(Collected data)

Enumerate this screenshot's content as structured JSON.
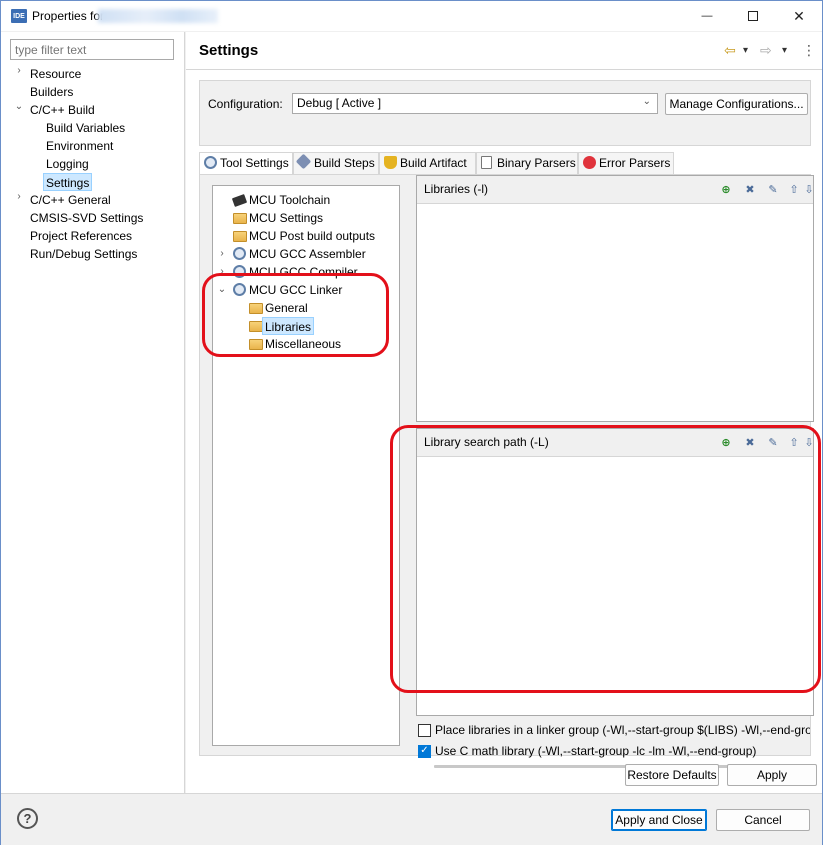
{
  "window": {
    "title": "Properties for",
    "icon": "ide-icon",
    "controls": {
      "minimize": "—",
      "close": "✕"
    }
  },
  "sidebar": {
    "filter_placeholder": "type filter text",
    "items": [
      {
        "label": "Resource",
        "level": 0,
        "twisty": "›"
      },
      {
        "label": "Builders",
        "level": 0,
        "twisty": ""
      },
      {
        "label": "C/C++ Build",
        "level": 0,
        "twisty": "⌄"
      },
      {
        "label": "Build Variables",
        "level": 1,
        "twisty": ""
      },
      {
        "label": "Environment",
        "level": 1,
        "twisty": ""
      },
      {
        "label": "Logging",
        "level": 1,
        "twisty": ""
      },
      {
        "label": "Settings",
        "level": 1,
        "twisty": "",
        "selected": true
      },
      {
        "label": "C/C++ General",
        "level": 0,
        "twisty": "›"
      },
      {
        "label": "CMSIS-SVD Settings",
        "level": 0,
        "twisty": ""
      },
      {
        "label": "Project References",
        "level": 0,
        "twisty": ""
      },
      {
        "label": "Run/Debug Settings",
        "level": 0,
        "twisty": ""
      }
    ]
  },
  "header": {
    "title": "Settings",
    "back_arrow": "⇦",
    "forward_arrow": "⇨",
    "dropdown": "▾",
    "menu": "⋮"
  },
  "configuration": {
    "label": "Configuration:",
    "value": "Debug  [ Active ]",
    "manage_button": "Manage Configurations..."
  },
  "tabs": [
    {
      "label": "Tool Settings",
      "active": true,
      "icon": "gear-icon"
    },
    {
      "label": "Build Steps",
      "active": false,
      "icon": "build-steps-icon"
    },
    {
      "label": "Build Artifact",
      "active": false,
      "icon": "trophy-icon"
    },
    {
      "label": "Binary Parsers",
      "active": false,
      "icon": "binary-icon"
    },
    {
      "label": "Error Parsers",
      "active": false,
      "icon": "error-icon"
    }
  ],
  "tool_tree": [
    {
      "label": "MCU Toolchain",
      "icon": "chip-icon",
      "twisty": ""
    },
    {
      "label": "MCU Settings",
      "icon": "folder-icon",
      "twisty": ""
    },
    {
      "label": "MCU Post build outputs",
      "icon": "folder-icon",
      "twisty": ""
    },
    {
      "label": "MCU GCC Assembler",
      "icon": "gear-icon",
      "twisty": "›"
    },
    {
      "label": "MCU GCC Compiler",
      "icon": "gear-icon",
      "twisty": "›"
    },
    {
      "label": "MCU GCC Linker",
      "icon": "gear-icon",
      "twisty": "⌄"
    },
    {
      "label": "General",
      "icon": "folder-icon",
      "twisty": ""
    },
    {
      "label": "Libraries",
      "icon": "folder-icon",
      "twisty": "",
      "selected": true
    },
    {
      "label": "Miscellaneous",
      "icon": "folder-icon",
      "twisty": ""
    }
  ],
  "libraries_pane": {
    "label": "Libraries (-l)"
  },
  "search_path_pane": {
    "label": "Library search path (-L)"
  },
  "options": [
    {
      "label": "Place libraries in a linker group (-Wl,--start-group $(LIBS) -Wl,--end-grou",
      "checked": false
    },
    {
      "label": "Use C math library (-Wl,--start-group -lc -lm -Wl,--end-group)",
      "checked": true
    }
  ],
  "buttons": {
    "restore_defaults": "Restore Defaults",
    "apply": "Apply",
    "apply_and_close": "Apply and Close",
    "cancel": "Cancel",
    "help": "?"
  },
  "colors": {
    "annotation": "#e3101a",
    "selection": "#cde8ff",
    "accent": "#0078d7"
  }
}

Exercise task> Extract all the entries word for word; omit any pictures.

Complete output>
Enumerate this screenshot's content as structured JSON.
{
  "window": {
    "title": "Properties for",
    "icon": "ide-icon",
    "controls": {
      "minimize": "—",
      "close": "✕"
    }
  },
  "sidebar": {
    "filter_placeholder": "type filter text",
    "items": [
      {
        "label": "Resource",
        "level": 0,
        "twisty": "›"
      },
      {
        "label": "Builders",
        "level": 0,
        "twisty": ""
      },
      {
        "label": "C/C++ Build",
        "level": 0,
        "twisty": "⌄"
      },
      {
        "label": "Build Variables",
        "level": 1,
        "twisty": ""
      },
      {
        "label": "Environment",
        "level": 1,
        "twisty": ""
      },
      {
        "label": "Logging",
        "level": 1,
        "twisty": ""
      },
      {
        "label": "Settings",
        "level": 1,
        "twisty": "",
        "selected": true
      },
      {
        "label": "C/C++ General",
        "level": 0,
        "twisty": "›"
      },
      {
        "label": "CMSIS-SVD Settings",
        "level": 0,
        "twisty": ""
      },
      {
        "label": "Project References",
        "level": 0,
        "twisty": ""
      },
      {
        "label": "Run/Debug Settings",
        "level": 0,
        "twisty": ""
      }
    ]
  },
  "header": {
    "title": "Settings",
    "back_arrow": "⇦",
    "forward_arrow": "⇨",
    "dropdown": "▾",
    "menu": "⋮"
  },
  "configuration": {
    "label": "Configuration:",
    "value": "Debug  [ Active ]",
    "manage_button": "Manage Configurations..."
  },
  "tabs": [
    {
      "label": "Tool Settings",
      "active": true,
      "icon": "gear-icon"
    },
    {
      "label": "Build Steps",
      "active": false,
      "icon": "build-steps-icon"
    },
    {
      "label": "Build Artifact",
      "active": false,
      "icon": "trophy-icon"
    },
    {
      "label": "Binary Parsers",
      "active": false,
      "icon": "binary-icon"
    },
    {
      "label": "Error Parsers",
      "active": false,
      "icon": "error-icon"
    }
  ],
  "tool_tree": [
    {
      "label": "MCU Toolchain",
      "icon": "chip-icon",
      "twisty": ""
    },
    {
      "label": "MCU Settings",
      "icon": "folder-icon",
      "twisty": ""
    },
    {
      "label": "MCU Post build outputs",
      "icon": "folder-icon",
      "twisty": ""
    },
    {
      "label": "MCU GCC Assembler",
      "icon": "gear-icon",
      "twisty": "›"
    },
    {
      "label": "MCU GCC Compiler",
      "icon": "gear-icon",
      "twisty": "›"
    },
    {
      "label": "MCU GCC Linker",
      "icon": "gear-icon",
      "twisty": "⌄"
    },
    {
      "label": "General",
      "icon": "folder-icon",
      "twisty": ""
    },
    {
      "label": "Libraries",
      "icon": "folder-icon",
      "twisty": "",
      "selected": true
    },
    {
      "label": "Miscellaneous",
      "icon": "folder-icon",
      "twisty": ""
    }
  ],
  "libraries_pane": {
    "label": "Libraries (-l)"
  },
  "search_path_pane": {
    "label": "Library search path (-L)"
  },
  "options": [
    {
      "label": "Place libraries in a linker group (-Wl,--start-group $(LIBS) -Wl,--end-grou",
      "checked": false
    },
    {
      "label": "Use C math library (-Wl,--start-group -lc -lm -Wl,--end-group)",
      "checked": true
    }
  ],
  "buttons": {
    "restore_defaults": "Restore Defaults",
    "apply": "Apply",
    "apply_and_close": "Apply and Close",
    "cancel": "Cancel",
    "help": "?"
  },
  "colors": {
    "annotation": "#e3101a",
    "selection": "#cde8ff",
    "accent": "#0078d7"
  }
}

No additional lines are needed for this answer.